> **Your instructions**:
Go through the lines below and copy each one that holds the string "percent".

:: Available records

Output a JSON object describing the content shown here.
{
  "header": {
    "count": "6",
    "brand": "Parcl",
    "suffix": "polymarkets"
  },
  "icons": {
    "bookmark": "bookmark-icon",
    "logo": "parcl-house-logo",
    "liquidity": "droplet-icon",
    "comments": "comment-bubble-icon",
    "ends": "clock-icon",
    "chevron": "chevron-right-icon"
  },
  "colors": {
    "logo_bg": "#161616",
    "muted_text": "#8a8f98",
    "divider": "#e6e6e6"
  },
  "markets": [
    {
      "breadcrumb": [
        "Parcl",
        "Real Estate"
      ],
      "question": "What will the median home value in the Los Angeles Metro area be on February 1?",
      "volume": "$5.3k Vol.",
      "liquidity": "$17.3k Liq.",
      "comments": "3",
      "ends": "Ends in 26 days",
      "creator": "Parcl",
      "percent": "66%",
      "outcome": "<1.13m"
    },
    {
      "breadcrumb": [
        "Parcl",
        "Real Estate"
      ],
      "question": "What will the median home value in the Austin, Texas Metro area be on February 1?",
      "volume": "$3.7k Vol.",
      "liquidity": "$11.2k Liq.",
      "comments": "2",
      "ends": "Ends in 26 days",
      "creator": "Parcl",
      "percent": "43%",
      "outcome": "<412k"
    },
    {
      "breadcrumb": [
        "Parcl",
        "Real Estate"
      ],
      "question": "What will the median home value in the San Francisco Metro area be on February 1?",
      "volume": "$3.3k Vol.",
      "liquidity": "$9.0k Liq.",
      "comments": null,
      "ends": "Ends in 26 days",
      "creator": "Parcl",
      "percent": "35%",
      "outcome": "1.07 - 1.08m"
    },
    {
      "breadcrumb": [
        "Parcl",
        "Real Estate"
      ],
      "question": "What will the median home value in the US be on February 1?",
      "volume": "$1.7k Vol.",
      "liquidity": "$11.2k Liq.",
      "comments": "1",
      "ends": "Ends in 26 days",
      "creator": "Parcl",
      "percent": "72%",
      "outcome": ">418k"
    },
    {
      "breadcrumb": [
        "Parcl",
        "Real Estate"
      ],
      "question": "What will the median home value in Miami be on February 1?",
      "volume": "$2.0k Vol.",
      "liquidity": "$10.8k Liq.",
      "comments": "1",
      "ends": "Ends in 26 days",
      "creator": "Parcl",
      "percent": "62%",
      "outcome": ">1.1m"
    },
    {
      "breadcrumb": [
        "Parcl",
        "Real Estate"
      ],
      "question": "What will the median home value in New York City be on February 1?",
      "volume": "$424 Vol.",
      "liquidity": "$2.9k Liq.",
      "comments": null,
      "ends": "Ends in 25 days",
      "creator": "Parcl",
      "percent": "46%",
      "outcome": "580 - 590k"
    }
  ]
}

::::

> **Result of the task**:
      "percent": "66%",
      "percent": "43%",
      "percent": "35%",
      "percent": "72%",
      "percent": "62%",
      "percent": "46%",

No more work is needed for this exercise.